Repeat every line below exactly, word for word.

Begin DATA PROVIDED

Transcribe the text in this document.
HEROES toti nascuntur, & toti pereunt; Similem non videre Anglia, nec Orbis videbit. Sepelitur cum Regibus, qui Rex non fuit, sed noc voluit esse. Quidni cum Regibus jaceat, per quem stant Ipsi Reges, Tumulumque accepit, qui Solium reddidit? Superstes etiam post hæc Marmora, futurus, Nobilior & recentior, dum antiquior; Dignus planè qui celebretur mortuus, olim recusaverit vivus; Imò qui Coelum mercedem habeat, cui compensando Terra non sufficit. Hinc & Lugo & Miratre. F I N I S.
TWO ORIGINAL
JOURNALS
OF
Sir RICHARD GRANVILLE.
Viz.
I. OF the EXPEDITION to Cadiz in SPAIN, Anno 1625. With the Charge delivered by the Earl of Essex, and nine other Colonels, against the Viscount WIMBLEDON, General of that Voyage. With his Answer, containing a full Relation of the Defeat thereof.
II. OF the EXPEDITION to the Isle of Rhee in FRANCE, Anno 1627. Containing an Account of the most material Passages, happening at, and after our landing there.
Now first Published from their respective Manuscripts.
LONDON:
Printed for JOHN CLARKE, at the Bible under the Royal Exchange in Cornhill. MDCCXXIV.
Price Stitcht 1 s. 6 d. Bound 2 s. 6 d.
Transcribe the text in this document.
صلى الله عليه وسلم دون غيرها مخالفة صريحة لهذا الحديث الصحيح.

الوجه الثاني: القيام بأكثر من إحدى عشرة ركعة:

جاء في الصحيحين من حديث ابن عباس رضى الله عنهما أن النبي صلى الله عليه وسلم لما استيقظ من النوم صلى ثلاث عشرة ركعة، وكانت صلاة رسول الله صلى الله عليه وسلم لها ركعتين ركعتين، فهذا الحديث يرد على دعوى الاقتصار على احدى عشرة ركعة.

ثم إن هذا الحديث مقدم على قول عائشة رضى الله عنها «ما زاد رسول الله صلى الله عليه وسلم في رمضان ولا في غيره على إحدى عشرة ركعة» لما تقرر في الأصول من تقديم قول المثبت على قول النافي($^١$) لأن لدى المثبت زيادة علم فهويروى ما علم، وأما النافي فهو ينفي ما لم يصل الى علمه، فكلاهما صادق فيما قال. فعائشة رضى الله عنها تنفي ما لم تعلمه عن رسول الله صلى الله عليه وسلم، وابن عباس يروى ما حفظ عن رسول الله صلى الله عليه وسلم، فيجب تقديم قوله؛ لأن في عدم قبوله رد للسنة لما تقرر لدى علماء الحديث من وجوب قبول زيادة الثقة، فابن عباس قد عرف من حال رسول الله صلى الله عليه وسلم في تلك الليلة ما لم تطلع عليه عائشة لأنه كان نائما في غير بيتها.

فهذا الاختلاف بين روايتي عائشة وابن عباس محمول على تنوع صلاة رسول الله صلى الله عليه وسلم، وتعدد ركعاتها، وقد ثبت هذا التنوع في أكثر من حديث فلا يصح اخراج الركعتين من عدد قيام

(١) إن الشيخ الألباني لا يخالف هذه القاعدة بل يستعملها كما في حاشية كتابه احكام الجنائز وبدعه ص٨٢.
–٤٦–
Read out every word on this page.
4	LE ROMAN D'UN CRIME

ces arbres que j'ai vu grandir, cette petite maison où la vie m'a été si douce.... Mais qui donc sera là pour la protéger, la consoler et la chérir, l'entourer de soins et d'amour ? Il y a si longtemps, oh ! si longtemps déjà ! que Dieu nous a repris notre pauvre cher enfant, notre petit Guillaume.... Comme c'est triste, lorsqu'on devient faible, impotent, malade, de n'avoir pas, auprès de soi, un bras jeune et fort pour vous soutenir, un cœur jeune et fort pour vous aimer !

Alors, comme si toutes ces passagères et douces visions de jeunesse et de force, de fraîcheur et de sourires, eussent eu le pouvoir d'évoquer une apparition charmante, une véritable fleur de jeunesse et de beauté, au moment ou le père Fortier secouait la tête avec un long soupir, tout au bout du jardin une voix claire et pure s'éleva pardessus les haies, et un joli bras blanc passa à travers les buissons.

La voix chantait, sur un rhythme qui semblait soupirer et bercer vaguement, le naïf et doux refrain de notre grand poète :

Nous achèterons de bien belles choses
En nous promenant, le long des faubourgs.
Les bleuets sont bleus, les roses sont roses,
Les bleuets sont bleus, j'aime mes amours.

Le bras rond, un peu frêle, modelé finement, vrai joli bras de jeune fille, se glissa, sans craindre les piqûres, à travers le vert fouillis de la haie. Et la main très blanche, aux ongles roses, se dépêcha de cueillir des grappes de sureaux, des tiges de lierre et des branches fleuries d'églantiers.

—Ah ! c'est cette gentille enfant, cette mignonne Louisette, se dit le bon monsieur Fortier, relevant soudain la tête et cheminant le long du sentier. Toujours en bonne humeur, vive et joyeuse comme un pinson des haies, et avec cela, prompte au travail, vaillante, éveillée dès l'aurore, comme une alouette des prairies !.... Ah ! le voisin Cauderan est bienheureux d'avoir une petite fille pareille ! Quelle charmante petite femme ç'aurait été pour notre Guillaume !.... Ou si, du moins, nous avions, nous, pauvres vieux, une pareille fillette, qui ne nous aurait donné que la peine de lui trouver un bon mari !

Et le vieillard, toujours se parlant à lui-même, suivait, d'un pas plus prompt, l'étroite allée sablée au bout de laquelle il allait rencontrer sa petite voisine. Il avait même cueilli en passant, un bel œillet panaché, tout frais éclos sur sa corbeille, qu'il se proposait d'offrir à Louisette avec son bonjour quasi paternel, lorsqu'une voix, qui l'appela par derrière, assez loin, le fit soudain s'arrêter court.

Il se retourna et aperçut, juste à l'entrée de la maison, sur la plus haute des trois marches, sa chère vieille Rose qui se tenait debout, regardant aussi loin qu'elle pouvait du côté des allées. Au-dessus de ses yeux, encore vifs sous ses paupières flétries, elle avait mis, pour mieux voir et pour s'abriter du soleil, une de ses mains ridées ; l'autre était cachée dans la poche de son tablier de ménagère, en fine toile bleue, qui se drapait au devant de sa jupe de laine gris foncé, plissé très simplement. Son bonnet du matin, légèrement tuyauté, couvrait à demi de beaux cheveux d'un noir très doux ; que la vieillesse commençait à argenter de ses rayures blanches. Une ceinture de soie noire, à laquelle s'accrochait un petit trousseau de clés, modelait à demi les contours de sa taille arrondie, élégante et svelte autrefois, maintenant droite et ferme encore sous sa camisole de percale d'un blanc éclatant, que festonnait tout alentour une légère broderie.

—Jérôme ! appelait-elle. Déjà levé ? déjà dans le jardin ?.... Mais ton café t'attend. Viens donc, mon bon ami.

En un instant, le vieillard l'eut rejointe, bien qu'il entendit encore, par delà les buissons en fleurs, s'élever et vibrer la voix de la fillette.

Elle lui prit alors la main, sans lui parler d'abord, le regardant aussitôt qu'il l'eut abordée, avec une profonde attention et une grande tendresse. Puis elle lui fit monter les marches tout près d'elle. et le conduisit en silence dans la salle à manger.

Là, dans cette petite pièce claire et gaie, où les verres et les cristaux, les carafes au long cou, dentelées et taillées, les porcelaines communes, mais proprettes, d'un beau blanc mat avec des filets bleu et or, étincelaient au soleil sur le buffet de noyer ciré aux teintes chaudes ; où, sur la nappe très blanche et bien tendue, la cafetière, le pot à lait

End DATA PROVIDED

* [WRITTEN ANSWER]
Transcribe the text in this document.
HEROES toti nascuntur, & toti pereunt; Similem non videre Anglia, nec Orbis videbit. Sepelitur cum Regibus, qui Rex non fuit, sed noc voluit esse. Quidni cum Regibus jaceat, per quem stant Ipsi Reges, Tumulumque accepit, qui Solium reddidit? Superstes etiam post hæc Marmora, futurus, Nobilior & recentior, dum antiquior; Dignus planè qui celebretur mortuus, olim recusaverit vivus; Imò qui Coelum mercedem habeat, cui compensando Terra non sufficit. Hinc & Lugo & Miratre. F I N I S.
TWO ORIGINAL
JOURNALS
OF
Sir RICHARD GRANVILLE.
Viz.
I. OF the EXPEDITION to Cadiz in SPAIN, Anno 1625. With the Charge delivered by the Earl of Essex, and nine other Colonels, against the Viscount WIMBLEDON, General of that Voyage. With his Answer, containing a full Relation of the Defeat thereof.
II. OF the EXPEDITION to the Isle of Rhee in FRANCE, Anno 1627. Containing an Account of the most material Passages, happening at, and after our landing there.
Now first Published from their respective Manuscripts.
LONDON:
Printed for JOHN CLARKE, at the Bible under the Royal Exchange in Cornhill. MDCCXXIV.
Price Stitcht 1 s. 6 d. Bound 2 s. 6 d.
Transcribe the text in this document.
صلى الله عليه وسلم دون غيرها مخالفة صريحة لهذا الحديث الصحيح.

الوجه الثاني: القيام بأكثر من إحدى عشرة ركعة:

جاء في الصحيحين من حديث ابن عباس رضى الله عنهما أن النبي صلى الله عليه وسلم لما استيقظ من النوم صلى ثلاث عشرة ركعة، وكانت صلاة رسول الله صلى الله عليه وسلم لها ركعتين ركعتين، فهذا الحديث يرد على دعوى الاقتصار على احدى عشرة ركعة.

ثم إن هذا الحديث مقدم على قول عائشة رضى الله عنها «ما زاد رسول الله صلى الله عليه وسلم في رمضان ولا في غيره على إحدى عشرة ركعة» لما تقرر في الأصول من تقديم قول المثبت على قول النافي($^١$) لأن لدى المثبت زيادة علم فهويروى ما علم، وأما النافي فهو ينفي ما لم يصل الى علمه، فكلاهما صادق فيما قال. فعائشة رضى الله عنها تنفي ما لم تعلمه عن رسول الله صلى الله عليه وسلم، وابن عباس يروى ما حفظ عن رسول الله صلى الله عليه وسلم، فيجب تقديم قوله؛ لأن في عدم قبوله رد للسنة لما تقرر لدى علماء الحديث من وجوب قبول زيادة الثقة، فابن عباس قد عرف من حال رسول الله صلى الله عليه وسلم في تلك الليلة ما لم تطلع عليه عائشة لأنه كان نائما في غير بيتها.

فهذا الاختلاف بين روايتي عائشة وابن عباس محمول على تنوع صلاة رسول الله صلى الله عليه وسلم، وتعدد ركعاتها، وقد ثبت هذا التنوع في أكثر من حديث فلا يصح اخراج الركعتين من عدد قيام

(١) إن الشيخ الألباني لا يخالف هذه القاعدة بل يستعملها كما في حاشية كتابه احكام الجنائز وبدعه ص٨٢.
–٤٦–
Read out every word on this page.
4	LE ROMAN D'UN CRIME

ces arbres que j'ai vu grandir, cette petite maison où la vie m'a été si douce.... Mais qui donc sera là pour la protéger, la consoler et la chérir, l'entourer de soins et d'amour ? Il y a si longtemps, oh ! si longtemps déjà ! que Dieu nous a repris notre pauvre cher enfant, notre petit Guillaume.... Comme c'est triste, lorsqu'on devient faible, impotent, malade, de n'avoir pas, auprès de soi, un bras jeune et fort pour vous soutenir, un cœur jeune et fort pour vous aimer !

Alors, comme si toutes ces passagères et douces visions de jeunesse et de force, de fraîcheur et de sourires, eussent eu le pouvoir d'évoquer une apparition charmante, une véritable fleur de jeunesse et de beauté, au moment ou le père Fortier secouait la tête avec un long soupir, tout au bout du jardin une voix claire et pure s'éleva pardessus les haies, et un joli bras blanc passa à travers les buissons.

La voix chantait, sur un rhythme qui semblait soupirer et bercer vaguement, le naïf et doux refrain de notre grand poète :

Nous achèterons de bien belles choses
En nous promenant, le long des faubourgs.
Les bleuets sont bleus, les roses sont roses,
Les bleuets sont bleus, j'aime mes amours.

Le bras rond, un peu frêle, modelé finement, vrai joli bras de jeune fille, se glissa, sans craindre les piqûres, à travers le vert fouillis de la haie. Et la main très blanche, aux ongles roses, se dépêcha de cueillir des grappes de sureaux, des tiges de lierre et des branches fleuries d'églantiers.

—Ah ! c'est cette gentille enfant, cette mignonne Louisette, se dit le bon monsieur Fortier, relevant soudain la tête et cheminant le long du sentier. Toujours en bonne humeur, vive et joyeuse comme un pinson des haies, et avec cela, prompte au travail, vaillante, éveillée dès l'aurore, comme une alouette des prairies !.... Ah ! le voisin Cauderan est bienheureux d'avoir une petite fille pareille ! Quelle charmante petite femme ç'aurait été pour notre Guillaume !.... Ou si, du moins, nous avions, nous, pauvres vieux, une pareille fillette, qui ne nous aurait donné que la peine de lui trouver un bon mari !

Et le vieillard, toujours se parlant à lui-même, suivait, d'un pas plus prompt, l'étroite allée sablée au bout de laquelle il allait rencontrer sa petite voisine. Il avait même cueilli en passant, un bel œillet panaché, tout frais éclos sur sa corbeille, qu'il se proposait d'offrir à Louisette avec son bonjour quasi paternel, lorsqu'une voix, qui l'appela par derrière, assez loin, le fit soudain s'arrêter court.

Il se retourna et aperçut, juste à l'entrée de la maison, sur la plus haute des trois marches, sa chère vieille Rose qui se tenait debout, regardant aussi loin qu'elle pouvait du côté des allées. Au-dessus de ses yeux, encore vifs sous ses paupières flétries, elle avait mis, pour mieux voir et pour s'abriter du soleil, une de ses mains ridées ; l'autre était cachée dans la poche de son tablier de ménagère, en fine toile bleue, qui se drapait au devant de sa jupe de laine gris foncé, plissé très simplement. Son bonnet du matin, légèrement tuyauté, couvrait à demi de beaux cheveux d'un noir très doux ; que la vieillesse commençait à argenter de ses rayures blanches. Une ceinture de soie noire, à laquelle s'accrochait un petit trousseau de clés, modelait à demi les contours de sa taille arrondie, élégante et svelte autrefois, maintenant droite et ferme encore sous sa camisole de percale d'un blanc éclatant, que festonnait tout alentour une légère broderie.

—Jérôme ! appelait-elle. Déjà levé ? déjà dans le jardin ?.... Mais ton café t'attend. Viens donc, mon bon ami.

En un instant, le vieillard l'eut rejointe, bien qu'il entendit encore, par delà les buissons en fleurs, s'élever et vibrer la voix de la fillette.

Elle lui prit alors la main, sans lui parler d'abord, le regardant aussitôt qu'il l'eut abordée, avec une profonde attention et une grande tendresse. Puis elle lui fit monter les marches tout près d'elle. et le conduisit en silence dans la salle à manger.

Là, dans cette petite pièce claire et gaie, où les verres et les cristaux, les carafes au long cou, dentelées et taillées, les porcelaines communes, mais proprettes, d'un beau blanc mat avec des filets bleu et or, étincelaient au soleil sur le buffet de noyer ciré aux teintes chaudes ; où, sur la nappe très blanche et bien tendue, la cafetière, le pot à lait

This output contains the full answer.